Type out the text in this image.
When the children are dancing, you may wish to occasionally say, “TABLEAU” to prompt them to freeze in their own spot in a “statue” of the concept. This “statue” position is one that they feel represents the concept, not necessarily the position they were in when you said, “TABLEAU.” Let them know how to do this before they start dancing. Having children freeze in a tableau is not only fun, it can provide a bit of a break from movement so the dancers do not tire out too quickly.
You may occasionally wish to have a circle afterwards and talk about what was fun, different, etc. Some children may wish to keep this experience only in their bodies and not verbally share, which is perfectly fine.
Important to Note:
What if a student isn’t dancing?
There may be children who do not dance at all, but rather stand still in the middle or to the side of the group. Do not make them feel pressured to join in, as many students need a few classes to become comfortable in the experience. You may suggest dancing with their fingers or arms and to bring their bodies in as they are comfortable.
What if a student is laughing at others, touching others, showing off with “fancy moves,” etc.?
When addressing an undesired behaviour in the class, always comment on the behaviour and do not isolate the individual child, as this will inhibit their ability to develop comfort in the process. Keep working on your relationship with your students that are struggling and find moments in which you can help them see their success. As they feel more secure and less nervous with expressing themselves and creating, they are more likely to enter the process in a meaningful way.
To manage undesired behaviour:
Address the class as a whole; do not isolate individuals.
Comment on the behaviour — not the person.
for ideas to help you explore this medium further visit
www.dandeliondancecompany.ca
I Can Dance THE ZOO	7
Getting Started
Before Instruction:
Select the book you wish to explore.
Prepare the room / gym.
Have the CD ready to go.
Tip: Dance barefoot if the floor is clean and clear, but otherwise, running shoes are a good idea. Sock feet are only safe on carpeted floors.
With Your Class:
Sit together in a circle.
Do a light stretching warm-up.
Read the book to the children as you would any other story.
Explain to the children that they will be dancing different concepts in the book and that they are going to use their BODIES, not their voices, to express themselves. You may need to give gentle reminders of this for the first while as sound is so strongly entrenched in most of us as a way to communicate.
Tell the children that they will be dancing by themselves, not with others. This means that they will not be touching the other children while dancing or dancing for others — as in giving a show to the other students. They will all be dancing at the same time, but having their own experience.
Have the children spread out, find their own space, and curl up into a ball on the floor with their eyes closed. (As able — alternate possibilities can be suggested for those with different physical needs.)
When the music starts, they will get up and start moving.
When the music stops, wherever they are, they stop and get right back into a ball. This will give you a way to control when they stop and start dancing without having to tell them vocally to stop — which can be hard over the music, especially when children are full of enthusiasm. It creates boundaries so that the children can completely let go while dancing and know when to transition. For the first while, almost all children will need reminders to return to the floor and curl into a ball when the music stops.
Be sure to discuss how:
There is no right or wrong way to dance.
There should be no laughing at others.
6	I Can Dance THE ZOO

+ + +

■ TASK DETAILS
Give only the number of lines above that hold the string "touching".

■ ANSWER TO THIS PROBLEM
2